SHORT PROBLEM: Copy each line exactly. Leave nothing out.

──────────────────────────────

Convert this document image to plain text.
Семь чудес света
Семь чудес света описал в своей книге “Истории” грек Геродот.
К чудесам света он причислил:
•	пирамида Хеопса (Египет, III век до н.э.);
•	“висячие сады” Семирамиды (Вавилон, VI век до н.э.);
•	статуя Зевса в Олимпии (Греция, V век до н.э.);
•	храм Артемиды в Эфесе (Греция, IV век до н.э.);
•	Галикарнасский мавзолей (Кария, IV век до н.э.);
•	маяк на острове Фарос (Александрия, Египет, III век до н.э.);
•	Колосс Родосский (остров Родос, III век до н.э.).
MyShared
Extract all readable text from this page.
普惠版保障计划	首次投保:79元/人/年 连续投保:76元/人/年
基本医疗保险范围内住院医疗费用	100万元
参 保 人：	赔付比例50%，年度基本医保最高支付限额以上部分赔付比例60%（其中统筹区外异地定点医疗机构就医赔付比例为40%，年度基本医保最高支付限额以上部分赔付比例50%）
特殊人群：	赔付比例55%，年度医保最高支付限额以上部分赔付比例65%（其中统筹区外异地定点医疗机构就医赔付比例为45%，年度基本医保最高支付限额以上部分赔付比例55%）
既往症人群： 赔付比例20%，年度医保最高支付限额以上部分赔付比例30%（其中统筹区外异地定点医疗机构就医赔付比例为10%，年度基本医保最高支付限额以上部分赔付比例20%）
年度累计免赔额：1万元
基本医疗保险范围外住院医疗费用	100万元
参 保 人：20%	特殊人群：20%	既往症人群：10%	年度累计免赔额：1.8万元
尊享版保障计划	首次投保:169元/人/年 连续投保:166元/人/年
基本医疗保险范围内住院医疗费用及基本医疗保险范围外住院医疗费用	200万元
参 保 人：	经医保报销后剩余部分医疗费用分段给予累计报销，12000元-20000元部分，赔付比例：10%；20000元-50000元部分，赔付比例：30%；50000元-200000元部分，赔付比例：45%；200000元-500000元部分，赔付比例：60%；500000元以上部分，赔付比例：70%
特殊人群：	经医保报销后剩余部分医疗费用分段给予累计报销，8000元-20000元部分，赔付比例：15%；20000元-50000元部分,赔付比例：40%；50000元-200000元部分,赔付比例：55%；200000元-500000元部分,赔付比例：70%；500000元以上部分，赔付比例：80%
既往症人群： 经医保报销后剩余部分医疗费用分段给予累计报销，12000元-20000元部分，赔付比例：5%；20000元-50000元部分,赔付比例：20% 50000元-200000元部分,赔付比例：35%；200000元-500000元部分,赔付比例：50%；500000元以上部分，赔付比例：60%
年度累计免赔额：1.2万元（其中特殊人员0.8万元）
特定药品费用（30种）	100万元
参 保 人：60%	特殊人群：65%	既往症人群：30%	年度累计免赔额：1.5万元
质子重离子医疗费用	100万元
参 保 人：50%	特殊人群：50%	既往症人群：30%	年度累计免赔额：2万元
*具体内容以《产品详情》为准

──────────────────────────────

RESPONSE:
Convert this document image to plain text.
Семь чудес света
Семь чудес света описал в своей книге “Истории” грек Геродот.
К чудесам света он причислил:
•	пирамида Хеопса (Египет, III век до н.э.);
•	“висячие сады” Семирамиды (Вавилон, VI век до н.э.);
•	статуя Зевса в Олимпии (Греция, V век до н.э.);
•	храм Артемиды в Эфесе (Греция, IV век до н.э.);
•	Галикарнасский мавзолей (Кария, IV век до н.э.);
•	маяк на острове Фарос (Александрия, Египет, III век до н.э.);
•	Колосс Родосский (остров Родос, III век до н.э.).
MyShared
Extract all readable text from this page.
普惠版保障计划	首次投保:79元/人/年 连续投保:76元/人/年
基本医疗保险范围内住院医疗费用	100万元
参 保 人：	赔付比例50%，年度基本医保最高支付限额以上部分赔付比例60%（其中统筹区外异地定点医疗机构就医赔付比例为40%，年度基本医保最高支付限额以上部分赔付比例50%）
特殊人群：	赔付比例55%，年度医保最高支付限额以上部分赔付比例65%（其中统筹区外异地定点医疗机构就医赔付比例为45%，年度基本医保最高支付限额以上部分赔付比例55%）
既往症人群： 赔付比例20%，年度医保最高支付限额以上部分赔付比例30%（其中统筹区外异地定点医疗机构就医赔付比例为10%，年度基本医保最高支付限额以上部分赔付比例20%）
年度累计免赔额：1万元
基本医疗保险范围外住院医疗费用	100万元
参 保 人：20%	特殊人群：20%	既往症人群：10%	年度累计免赔额：1.8万元
尊享版保障计划	首次投保:169元/人/年 连续投保:166元/人/年
基本医疗保险范围内住院医疗费用及基本医疗保险范围外住院医疗费用	200万元
参 保 人：	经医保报销后剩余部分医疗费用分段给予累计报销，12000元-20000元部分，赔付比例：10%；20000元-50000元部分，赔付比例：30%；50000元-200000元部分，赔付比例：45%；200000元-500000元部分，赔付比例：60%；500000元以上部分，赔付比例：70%
特殊人群：	经医保报销后剩余部分医疗费用分段给予累计报销，8000元-20000元部分，赔付比例：15%；20000元-50000元部分,赔付比例：40%；50000元-200000元部分,赔付比例：55%；200000元-500000元部分,赔付比例：70%；500000元以上部分，赔付比例：80%
既往症人群： 经医保报销后剩余部分医疗费用分段给予累计报销，12000元-20000元部分，赔付比例：5%；20000元-50000元部分,赔付比例：20% 50000元-200000元部分,赔付比例：35%；200000元-500000元部分,赔付比例：50%；500000元以上部分，赔付比例：60%
年度累计免赔额：1.2万元（其中特殊人员0.8万元）
特定药品费用（30种）	100万元
参 保 人：60%	特殊人群：65%	既往症人群：30%	年度累计免赔额：1.5万元
质子重离子医疗费用	100万元
参 保 人：50%	特殊人群：50%	既往症人群：30%	年度累计免赔额：2万元
*具体内容以《产品详情》为准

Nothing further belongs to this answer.